| PROMPT |
Leave out the pictures and repeat everything else in the records exactly.

| Lines of data |
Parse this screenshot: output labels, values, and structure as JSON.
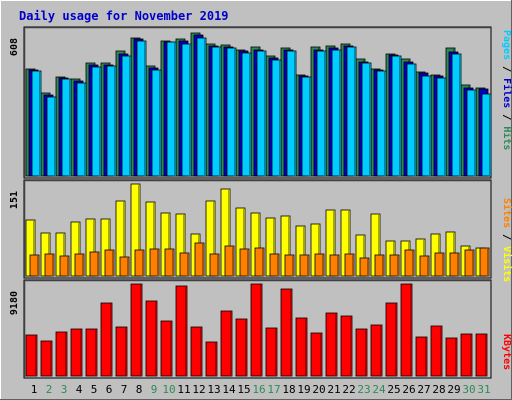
{
  "chart_data": {
    "type": "bar",
    "title": "Daily usage for November 2019",
    "categories": [
      "1",
      "2",
      "3",
      "4",
      "5",
      "6",
      "7",
      "8",
      "9",
      "10",
      "11",
      "12",
      "13",
      "14",
      "15",
      "16",
      "17",
      "18",
      "19",
      "20",
      "21",
      "22",
      "23",
      "24",
      "25",
      "26",
      "27",
      "28",
      "29",
      "30",
      "31"
    ],
    "weekend_days": [
      "2",
      "3",
      "9",
      "10",
      "16",
      "17",
      "23",
      "24",
      "30",
      "31"
    ],
    "panels": [
      {
        "id": "hits-files-pages",
        "scale_label": "608",
        "ymax": 608,
        "legend": [
          "Pages",
          "Files",
          "Hits"
        ],
        "series": [
          {
            "name": "Hits",
            "color": "#2E8B57",
            "values": [
              450,
              350,
              415,
              405,
              475,
              475,
              525,
              580,
              460,
              568,
              575,
              600,
              555,
              548,
              530,
              540,
              505,
              538,
              425,
              540,
              545,
              552,
              490,
              450,
              512,
              490,
              435,
              425,
              535,
              380,
              370
            ]
          },
          {
            "name": "Files",
            "color": "#0000CC",
            "values": [
              445,
              340,
              410,
              400,
              465,
              465,
              510,
              575,
              452,
              560,
              565,
              590,
              545,
              540,
              525,
              530,
              495,
              530,
              420,
              530,
              535,
              545,
              480,
              445,
              508,
              480,
              430,
              420,
              520,
              370,
              365
            ]
          },
          {
            "name": "Pages",
            "color": "#00CCFF",
            "values": [
              440,
              330,
              405,
              392,
              455,
              460,
              505,
              568,
              445,
              560,
              555,
              580,
              540,
              535,
              515,
              525,
              485,
              525,
              415,
              525,
              530,
              540,
              475,
              440,
              505,
              470,
              420,
              410,
              510,
              360,
              345
            ]
          }
        ]
      },
      {
        "id": "visits-sites",
        "scale_label": "151",
        "ymax": 151,
        "legend": [
          "Sites",
          "Visits"
        ],
        "series": [
          {
            "name": "Visits",
            "color": "#FFFF00",
            "values": [
              92,
              70,
              71,
              89,
              94,
              94,
              123,
              151,
              122,
              104,
              101,
              69,
              123,
              143,
              112,
              104,
              96,
              98,
              82,
              86,
              108,
              108,
              68,
              101,
              57,
              58,
              61,
              69,
              72,
              50,
              46
            ]
          },
          {
            "name": "Sites",
            "color": "#FF8000",
            "values": [
              34,
              36,
              33,
              36,
              40,
              43,
              32,
              42,
              45,
              44,
              38,
              54,
              36,
              50,
              45,
              46,
              36,
              35,
              35,
              36,
              34,
              36,
              30,
              35,
              35,
              43,
              33,
              38,
              38,
              42,
              46
            ]
          }
        ]
      },
      {
        "id": "kbytes",
        "scale_label": "9180",
        "ymax": 9180,
        "legend": [
          "KBytes"
        ],
        "series": [
          {
            "name": "KBytes",
            "color": "#FF0000",
            "values": [
              4050,
              3500,
              4350,
              4650,
              4650,
              7300,
              4850,
              9180,
              7500,
              5450,
              8950,
              4900,
              3350,
              6500,
              5700,
              9180,
              4800,
              8650,
              5800,
              4250,
              6300,
              6000,
              4700,
              5100,
              7300,
              9180,
              3900,
              4950,
              3800,
              4150,
              4150
            ]
          }
        ]
      }
    ]
  }
}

| THE OUTPUT |
Parse this screenshot: output labels, values, and structure as JSON.
{
  "chart_data": {
    "type": "bar",
    "title": "Daily usage for November 2019",
    "categories": [
      "1",
      "2",
      "3",
      "4",
      "5",
      "6",
      "7",
      "8",
      "9",
      "10",
      "11",
      "12",
      "13",
      "14",
      "15",
      "16",
      "17",
      "18",
      "19",
      "20",
      "21",
      "22",
      "23",
      "24",
      "25",
      "26",
      "27",
      "28",
      "29",
      "30",
      "31"
    ],
    "weekend_days": [
      "2",
      "3",
      "9",
      "10",
      "16",
      "17",
      "23",
      "24",
      "30",
      "31"
    ],
    "panels": [
      {
        "id": "hits-files-pages",
        "scale_label": "608",
        "ymax": 608,
        "legend": [
          "Pages",
          "Files",
          "Hits"
        ],
        "series": [
          {
            "name": "Hits",
            "color": "#2E8B57",
            "values": [
              450,
              350,
              415,
              405,
              475,
              475,
              525,
              580,
              460,
              568,
              575,
              600,
              555,
              548,
              530,
              540,
              505,
              538,
              425,
              540,
              545,
              552,
              490,
              450,
              512,
              490,
              435,
              425,
              535,
              380,
              370
            ]
          },
          {
            "name": "Files",
            "color": "#0000CC",
            "values": [
              445,
              340,
              410,
              400,
              465,
              465,
              510,
              575,
              452,
              560,
              565,
              590,
              545,
              540,
              525,
              530,
              495,
              530,
              420,
              530,
              535,
              545,
              480,
              445,
              508,
              480,
              430,
              420,
              520,
              370,
              365
            ]
          },
          {
            "name": "Pages",
            "color": "#00CCFF",
            "values": [
              440,
              330,
              405,
              392,
              455,
              460,
              505,
              568,
              445,
              560,
              555,
              580,
              540,
              535,
              515,
              525,
              485,
              525,
              415,
              525,
              530,
              540,
              475,
              440,
              505,
              470,
              420,
              410,
              510,
              360,
              345
            ]
          }
        ]
      },
      {
        "id": "visits-sites",
        "scale_label": "151",
        "ymax": 151,
        "legend": [
          "Sites",
          "Visits"
        ],
        "series": [
          {
            "name": "Visits",
            "color": "#FFFF00",
            "values": [
              92,
              70,
              71,
              89,
              94,
              94,
              123,
              151,
              122,
              104,
              101,
              69,
              123,
              143,
              112,
              104,
              96,
              98,
              82,
              86,
              108,
              108,
              68,
              101,
              57,
              58,
              61,
              69,
              72,
              50,
              46
            ]
          },
          {
            "name": "Sites",
            "color": "#FF8000",
            "values": [
              34,
              36,
              33,
              36,
              40,
              43,
              32,
              42,
              45,
              44,
              38,
              54,
              36,
              50,
              45,
              46,
              36,
              35,
              35,
              36,
              34,
              36,
              30,
              35,
              35,
              43,
              33,
              38,
              38,
              42,
              46
            ]
          }
        ]
      },
      {
        "id": "kbytes",
        "scale_label": "9180",
        "ymax": 9180,
        "legend": [
          "KBytes"
        ],
        "series": [
          {
            "name": "KBytes",
            "color": "#FF0000",
            "values": [
              4050,
              3500,
              4350,
              4650,
              4650,
              7300,
              4850,
              9180,
              7500,
              5450,
              8950,
              4900,
              3350,
              6500,
              5700,
              9180,
              4800,
              8650,
              5800,
              4250,
              6300,
              6000,
              4700,
              5100,
              7300,
              9180,
              3900,
              4950,
              3800,
              4150,
              4150
            ]
          }
        ]
      }
    ]
  }
}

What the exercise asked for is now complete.